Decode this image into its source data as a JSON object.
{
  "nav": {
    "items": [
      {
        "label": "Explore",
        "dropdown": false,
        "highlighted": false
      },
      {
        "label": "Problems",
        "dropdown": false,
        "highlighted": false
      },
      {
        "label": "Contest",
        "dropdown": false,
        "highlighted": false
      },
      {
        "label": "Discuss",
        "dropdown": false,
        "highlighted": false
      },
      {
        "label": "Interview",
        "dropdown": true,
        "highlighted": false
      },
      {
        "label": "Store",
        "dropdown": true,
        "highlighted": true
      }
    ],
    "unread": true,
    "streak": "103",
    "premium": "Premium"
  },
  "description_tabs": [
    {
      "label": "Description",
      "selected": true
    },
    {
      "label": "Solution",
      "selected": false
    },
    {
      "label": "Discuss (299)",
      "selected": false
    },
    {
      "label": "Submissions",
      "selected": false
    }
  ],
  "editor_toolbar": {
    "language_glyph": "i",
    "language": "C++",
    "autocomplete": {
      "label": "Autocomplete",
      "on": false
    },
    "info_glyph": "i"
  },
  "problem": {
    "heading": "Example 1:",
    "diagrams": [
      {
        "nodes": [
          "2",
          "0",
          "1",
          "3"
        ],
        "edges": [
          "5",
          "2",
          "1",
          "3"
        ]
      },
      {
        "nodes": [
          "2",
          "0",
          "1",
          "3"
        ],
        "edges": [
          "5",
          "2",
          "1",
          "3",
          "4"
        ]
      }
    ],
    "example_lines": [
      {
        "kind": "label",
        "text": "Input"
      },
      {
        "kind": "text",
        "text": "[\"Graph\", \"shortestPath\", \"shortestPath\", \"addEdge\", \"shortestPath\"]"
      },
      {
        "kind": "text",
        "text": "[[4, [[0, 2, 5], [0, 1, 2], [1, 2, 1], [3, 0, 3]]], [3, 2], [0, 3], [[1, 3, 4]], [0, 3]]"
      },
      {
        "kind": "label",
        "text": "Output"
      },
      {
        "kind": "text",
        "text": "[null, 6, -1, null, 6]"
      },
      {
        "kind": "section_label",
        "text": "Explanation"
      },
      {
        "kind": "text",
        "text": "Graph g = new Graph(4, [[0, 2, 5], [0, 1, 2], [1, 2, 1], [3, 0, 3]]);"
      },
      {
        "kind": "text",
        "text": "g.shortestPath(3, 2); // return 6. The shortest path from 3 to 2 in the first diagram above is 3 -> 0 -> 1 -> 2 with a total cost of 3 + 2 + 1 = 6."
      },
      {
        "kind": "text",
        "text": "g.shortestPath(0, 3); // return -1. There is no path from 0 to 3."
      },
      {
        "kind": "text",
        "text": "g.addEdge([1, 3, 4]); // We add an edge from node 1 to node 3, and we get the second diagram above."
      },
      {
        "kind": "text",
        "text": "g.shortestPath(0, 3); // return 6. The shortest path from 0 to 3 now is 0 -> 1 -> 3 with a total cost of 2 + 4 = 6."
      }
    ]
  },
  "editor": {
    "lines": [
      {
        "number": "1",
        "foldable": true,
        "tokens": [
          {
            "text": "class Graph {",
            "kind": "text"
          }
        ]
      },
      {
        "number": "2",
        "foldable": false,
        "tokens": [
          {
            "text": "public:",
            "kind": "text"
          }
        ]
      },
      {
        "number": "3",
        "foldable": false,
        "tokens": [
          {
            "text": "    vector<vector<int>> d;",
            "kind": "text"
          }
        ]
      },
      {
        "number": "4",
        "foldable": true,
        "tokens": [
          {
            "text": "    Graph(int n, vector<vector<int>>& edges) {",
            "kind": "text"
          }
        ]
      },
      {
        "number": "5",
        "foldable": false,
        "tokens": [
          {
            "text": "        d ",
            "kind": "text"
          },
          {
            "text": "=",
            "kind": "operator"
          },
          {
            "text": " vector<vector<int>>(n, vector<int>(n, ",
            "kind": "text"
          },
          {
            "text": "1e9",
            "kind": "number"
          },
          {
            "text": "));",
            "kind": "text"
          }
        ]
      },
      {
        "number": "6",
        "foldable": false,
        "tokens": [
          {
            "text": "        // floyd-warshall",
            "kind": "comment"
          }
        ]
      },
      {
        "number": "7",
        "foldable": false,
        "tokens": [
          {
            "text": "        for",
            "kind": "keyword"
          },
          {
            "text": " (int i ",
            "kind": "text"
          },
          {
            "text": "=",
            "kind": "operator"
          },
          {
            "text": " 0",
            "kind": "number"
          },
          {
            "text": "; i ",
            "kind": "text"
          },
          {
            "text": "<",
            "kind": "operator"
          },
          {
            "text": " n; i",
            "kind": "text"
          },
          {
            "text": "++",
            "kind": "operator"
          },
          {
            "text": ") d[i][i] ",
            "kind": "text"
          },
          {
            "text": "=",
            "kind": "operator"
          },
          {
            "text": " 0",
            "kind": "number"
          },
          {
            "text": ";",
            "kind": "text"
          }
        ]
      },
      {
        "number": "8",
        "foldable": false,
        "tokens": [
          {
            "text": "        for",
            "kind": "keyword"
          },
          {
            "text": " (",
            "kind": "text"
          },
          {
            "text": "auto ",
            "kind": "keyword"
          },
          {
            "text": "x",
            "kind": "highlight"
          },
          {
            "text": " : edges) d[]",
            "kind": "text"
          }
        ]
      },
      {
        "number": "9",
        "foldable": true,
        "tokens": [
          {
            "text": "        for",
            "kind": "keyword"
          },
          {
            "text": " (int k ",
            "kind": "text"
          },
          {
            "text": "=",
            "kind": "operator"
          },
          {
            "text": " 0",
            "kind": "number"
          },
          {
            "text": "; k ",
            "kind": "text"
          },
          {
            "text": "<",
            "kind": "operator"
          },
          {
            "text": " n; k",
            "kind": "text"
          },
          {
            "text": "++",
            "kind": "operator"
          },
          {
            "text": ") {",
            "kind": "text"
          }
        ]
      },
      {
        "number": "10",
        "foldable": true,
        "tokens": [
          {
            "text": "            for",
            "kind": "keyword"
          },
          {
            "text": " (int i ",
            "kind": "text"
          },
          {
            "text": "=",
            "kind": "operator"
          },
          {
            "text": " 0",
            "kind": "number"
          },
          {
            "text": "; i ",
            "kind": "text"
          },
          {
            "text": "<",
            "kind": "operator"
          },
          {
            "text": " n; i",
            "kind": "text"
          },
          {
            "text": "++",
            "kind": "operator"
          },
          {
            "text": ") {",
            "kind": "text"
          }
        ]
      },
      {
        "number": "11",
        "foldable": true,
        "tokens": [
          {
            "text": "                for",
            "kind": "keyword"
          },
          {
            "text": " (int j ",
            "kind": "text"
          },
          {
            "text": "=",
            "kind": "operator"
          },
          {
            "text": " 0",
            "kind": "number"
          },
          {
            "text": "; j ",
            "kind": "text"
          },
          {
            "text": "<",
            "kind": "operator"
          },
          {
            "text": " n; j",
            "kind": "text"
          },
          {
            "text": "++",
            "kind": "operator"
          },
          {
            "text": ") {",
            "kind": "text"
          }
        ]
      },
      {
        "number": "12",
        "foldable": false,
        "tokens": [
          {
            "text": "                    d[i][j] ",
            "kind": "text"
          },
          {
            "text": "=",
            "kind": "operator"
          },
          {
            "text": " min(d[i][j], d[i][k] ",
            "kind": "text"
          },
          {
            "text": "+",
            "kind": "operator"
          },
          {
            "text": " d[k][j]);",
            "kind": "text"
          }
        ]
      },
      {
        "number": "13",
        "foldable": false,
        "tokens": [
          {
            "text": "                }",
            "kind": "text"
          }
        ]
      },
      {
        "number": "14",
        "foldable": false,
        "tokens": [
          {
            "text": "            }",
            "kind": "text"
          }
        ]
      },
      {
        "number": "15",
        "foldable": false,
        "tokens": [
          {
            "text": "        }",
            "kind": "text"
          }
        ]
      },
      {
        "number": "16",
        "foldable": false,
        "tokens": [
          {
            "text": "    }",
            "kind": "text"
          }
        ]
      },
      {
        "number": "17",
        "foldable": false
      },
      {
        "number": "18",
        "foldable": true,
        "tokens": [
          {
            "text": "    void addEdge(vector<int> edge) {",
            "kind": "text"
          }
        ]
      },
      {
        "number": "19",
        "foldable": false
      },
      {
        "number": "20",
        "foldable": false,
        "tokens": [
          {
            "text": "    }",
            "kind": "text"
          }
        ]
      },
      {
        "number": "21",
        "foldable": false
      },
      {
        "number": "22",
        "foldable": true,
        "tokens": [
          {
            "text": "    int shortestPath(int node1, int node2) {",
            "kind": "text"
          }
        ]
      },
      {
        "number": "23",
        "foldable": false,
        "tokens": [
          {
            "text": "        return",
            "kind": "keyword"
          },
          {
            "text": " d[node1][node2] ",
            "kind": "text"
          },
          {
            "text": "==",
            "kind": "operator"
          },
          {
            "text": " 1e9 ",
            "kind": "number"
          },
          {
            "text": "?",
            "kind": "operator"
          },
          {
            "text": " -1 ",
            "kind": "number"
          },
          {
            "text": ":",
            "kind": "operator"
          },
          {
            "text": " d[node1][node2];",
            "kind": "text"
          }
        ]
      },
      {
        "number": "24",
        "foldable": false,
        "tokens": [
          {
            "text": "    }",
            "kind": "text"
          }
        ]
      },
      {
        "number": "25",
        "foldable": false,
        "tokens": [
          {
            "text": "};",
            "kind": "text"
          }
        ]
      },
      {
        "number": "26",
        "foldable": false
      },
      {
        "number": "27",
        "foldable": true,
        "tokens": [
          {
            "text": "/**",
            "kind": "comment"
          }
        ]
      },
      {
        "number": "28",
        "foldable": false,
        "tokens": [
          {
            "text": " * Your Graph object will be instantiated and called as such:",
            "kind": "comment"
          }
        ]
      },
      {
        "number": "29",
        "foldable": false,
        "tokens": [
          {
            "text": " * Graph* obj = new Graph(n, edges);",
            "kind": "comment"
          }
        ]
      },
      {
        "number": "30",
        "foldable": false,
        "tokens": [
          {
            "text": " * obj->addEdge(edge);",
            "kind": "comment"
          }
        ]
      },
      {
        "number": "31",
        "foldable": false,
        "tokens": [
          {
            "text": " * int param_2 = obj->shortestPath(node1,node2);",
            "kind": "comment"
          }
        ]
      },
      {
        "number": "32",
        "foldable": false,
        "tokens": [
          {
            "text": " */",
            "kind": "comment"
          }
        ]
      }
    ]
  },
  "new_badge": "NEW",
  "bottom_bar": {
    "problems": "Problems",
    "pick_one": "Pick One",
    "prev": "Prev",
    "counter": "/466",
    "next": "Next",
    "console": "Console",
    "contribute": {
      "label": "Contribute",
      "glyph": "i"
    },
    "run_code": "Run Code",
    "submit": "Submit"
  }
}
____
* _CHALLENGE_
Where a line in the material contains "return", copy that line.

* _RESULT OF THE TASK_
        "text": "g.shortestPath(3, 2); // return 6. The shortest path from 3 to 2 in the first diagram above is 3 -> 0 -> 1 -> 2 with a total cost of 3 + 2 + 1 = 6."
        "text": "g.shortestPath(0, 3); // return -1. There is no path from 0 to 3."
        "text": "g.shortestPath(0, 3); // return 6. The shortest path from 0 to 3 now is 0 -> 1 -> 3 with a total cost of 2 + 4 = 6."
            "text": "        return",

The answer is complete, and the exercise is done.